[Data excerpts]
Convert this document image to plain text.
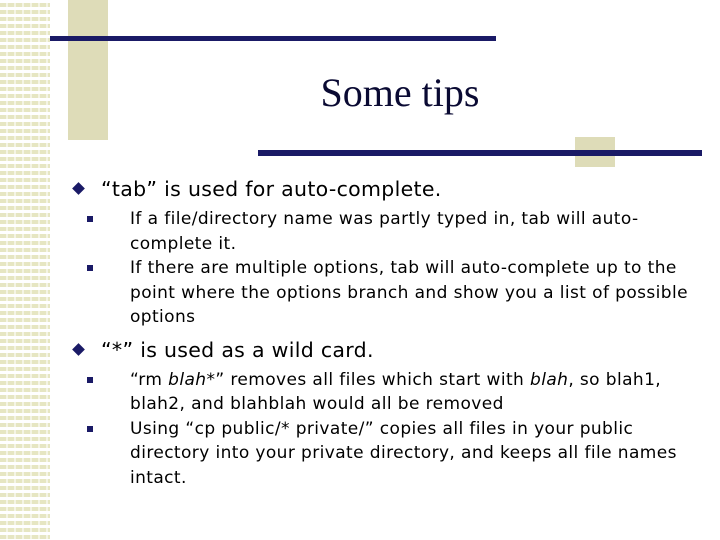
Some tips
“tab” is used for auto-complete.
If a file/directory name was partly typed in, tab will auto-complete it.
If there are multiple options, tab will auto-complete up to the point where the options branch and show you a list of possible options
“*” is used as a wild card.
“rm blah*” removes all files which start with blah, so blah1, blah2, and blahblah would all be removed
Using “cp public/* private/” copies all files in your public directory into your private directory, and keeps all file names intact.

[Your task]
Copy the records exactly. Skip the pictures.

[Correct response]
Convert this document image to plain text.
Some tips
“tab” is used for auto-complete.
If a file/directory name was partly typed in, tab will auto-complete it.
If there are multiple options, tab will auto-complete up to the point where the options branch and show you a list of possible options
“*” is used as a wild card.
“rm blah*” removes all files which start with blah, so blah1, blah2, and blahblah would all be removed
Using “cp public/* private/” copies all files in your public directory into your private directory, and keeps all file names intact.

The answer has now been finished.